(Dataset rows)
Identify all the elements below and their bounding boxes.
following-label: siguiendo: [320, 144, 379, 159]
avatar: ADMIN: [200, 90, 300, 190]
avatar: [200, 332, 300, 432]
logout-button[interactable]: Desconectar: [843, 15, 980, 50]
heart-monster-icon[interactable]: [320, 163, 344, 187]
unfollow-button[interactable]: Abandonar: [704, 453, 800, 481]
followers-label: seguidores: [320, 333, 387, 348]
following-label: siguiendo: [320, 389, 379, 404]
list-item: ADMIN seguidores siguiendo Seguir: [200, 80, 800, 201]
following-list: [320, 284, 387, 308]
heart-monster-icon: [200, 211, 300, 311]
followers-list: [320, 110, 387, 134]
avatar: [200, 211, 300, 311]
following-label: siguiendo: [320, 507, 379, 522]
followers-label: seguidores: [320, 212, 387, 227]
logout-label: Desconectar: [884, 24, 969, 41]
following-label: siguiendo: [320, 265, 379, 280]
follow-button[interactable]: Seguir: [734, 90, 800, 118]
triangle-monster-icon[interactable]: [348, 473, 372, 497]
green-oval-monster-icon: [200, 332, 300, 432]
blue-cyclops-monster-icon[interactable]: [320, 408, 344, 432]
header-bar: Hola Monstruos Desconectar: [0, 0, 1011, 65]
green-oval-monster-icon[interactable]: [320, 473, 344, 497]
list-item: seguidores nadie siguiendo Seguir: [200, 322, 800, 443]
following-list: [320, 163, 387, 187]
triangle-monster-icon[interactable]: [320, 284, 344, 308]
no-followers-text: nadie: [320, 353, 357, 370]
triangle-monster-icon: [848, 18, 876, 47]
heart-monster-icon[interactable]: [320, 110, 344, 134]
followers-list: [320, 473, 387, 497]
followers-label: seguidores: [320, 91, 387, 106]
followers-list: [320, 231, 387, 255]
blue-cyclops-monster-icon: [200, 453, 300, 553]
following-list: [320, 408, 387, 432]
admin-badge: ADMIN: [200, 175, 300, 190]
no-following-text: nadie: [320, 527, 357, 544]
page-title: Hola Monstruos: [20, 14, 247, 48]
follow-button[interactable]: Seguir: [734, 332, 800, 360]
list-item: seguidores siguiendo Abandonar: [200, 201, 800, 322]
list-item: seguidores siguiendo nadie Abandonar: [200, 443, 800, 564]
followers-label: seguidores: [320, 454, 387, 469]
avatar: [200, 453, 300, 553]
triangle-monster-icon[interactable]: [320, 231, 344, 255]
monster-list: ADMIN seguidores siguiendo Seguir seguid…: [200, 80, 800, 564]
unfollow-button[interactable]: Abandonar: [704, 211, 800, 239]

» **What to produce**
Could you reproduce all of the material above word for word, line by line?

» **Finished exercise**
Identify all the elements below and their bounding boxes.
following-label: siguiendo: [320, 144, 379, 159]
avatar: ADMIN: [200, 90, 300, 190]
avatar: [200, 332, 300, 432]
logout-button[interactable]: Desconectar: [843, 15, 980, 50]
heart-monster-icon[interactable]: [320, 163, 344, 187]
unfollow-button[interactable]: Abandonar: [704, 453, 800, 481]
followers-label: seguidores: [320, 333, 387, 348]
following-label: siguiendo: [320, 389, 379, 404]
list-item: ADMIN seguidores siguiendo Seguir: [200, 80, 800, 201]
following-list: [320, 284, 387, 308]
heart-monster-icon: [200, 211, 300, 311]
followers-list: [320, 110, 387, 134]
avatar: [200, 211, 300, 311]
following-label: siguiendo: [320, 507, 379, 522]
followers-label: seguidores: [320, 212, 387, 227]
logout-label: Desconectar: [884, 24, 969, 41]
following-label: siguiendo: [320, 265, 379, 280]
follow-button[interactable]: Seguir: [734, 90, 800, 118]
triangle-monster-icon[interactable]: [348, 473, 372, 497]
green-oval-monster-icon: [200, 332, 300, 432]
blue-cyclops-monster-icon[interactable]: [320, 408, 344, 432]
header-bar: Hola Monstruos Desconectar: [0, 0, 1011, 65]
green-oval-monster-icon[interactable]: [320, 473, 344, 497]
list-item: seguidores nadie siguiendo Seguir: [200, 322, 800, 443]
following-list: [320, 163, 387, 187]
triangle-monster-icon[interactable]: [320, 284, 344, 308]
no-followers-text: nadie: [320, 353, 357, 370]
triangle-monster-icon: [848, 18, 876, 47]
heart-monster-icon[interactable]: [320, 110, 344, 134]
followers-list: [320, 473, 387, 497]
followers-label: seguidores: [320, 91, 387, 106]
followers-list: [320, 231, 387, 255]
blue-cyclops-monster-icon: [200, 453, 300, 553]
following-list: [320, 408, 387, 432]
admin-badge: ADMIN: [200, 175, 300, 190]
no-following-text: nadie: [320, 527, 357, 544]
page-title: Hola Monstruos: [20, 14, 247, 48]
follow-button[interactable]: Seguir: [734, 332, 800, 360]
list-item: seguidores siguiendo Abandonar: [200, 201, 800, 322]
list-item: seguidores siguiendo nadie Abandonar: [200, 443, 800, 564]
followers-label: seguidores: [320, 454, 387, 469]
avatar: [200, 453, 300, 553]
triangle-monster-icon[interactable]: [320, 231, 344, 255]
monster-list: ADMIN seguidores siguiendo Seguir seguid…: [200, 80, 800, 564]
unfollow-button[interactable]: Abandonar: [704, 211, 800, 239]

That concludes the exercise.